* PROBLEM STATEMENT
Look below and pull out each line with the word "screenshot".

* EXCERPTED DATA
-----

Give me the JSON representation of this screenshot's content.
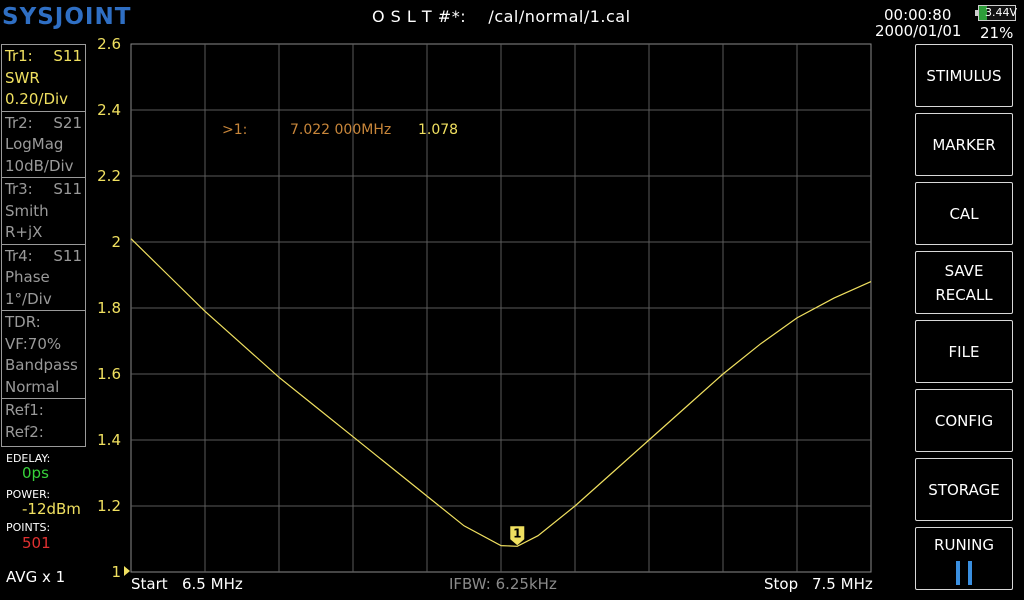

-----

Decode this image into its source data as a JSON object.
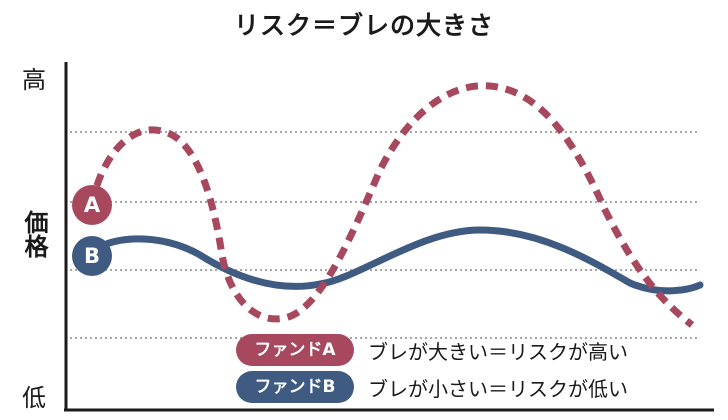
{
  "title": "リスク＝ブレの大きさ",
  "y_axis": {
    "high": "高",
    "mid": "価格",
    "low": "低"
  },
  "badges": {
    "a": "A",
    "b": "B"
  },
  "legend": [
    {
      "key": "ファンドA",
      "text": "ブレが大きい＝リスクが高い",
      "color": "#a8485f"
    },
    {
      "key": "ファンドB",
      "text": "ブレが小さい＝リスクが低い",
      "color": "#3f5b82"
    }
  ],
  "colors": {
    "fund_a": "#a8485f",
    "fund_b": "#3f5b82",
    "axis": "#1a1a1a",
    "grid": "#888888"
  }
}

-----

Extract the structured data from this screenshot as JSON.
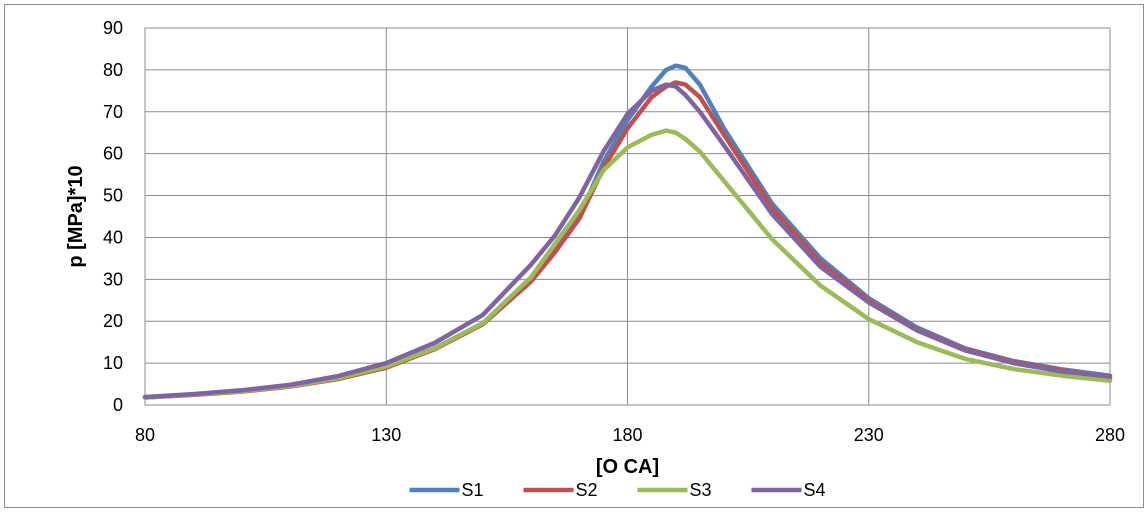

-----

* WRITTEN RESPONSE
Give me the JSON representation of this screenshot's content.
Extract the structured data from this screenshot as JSON.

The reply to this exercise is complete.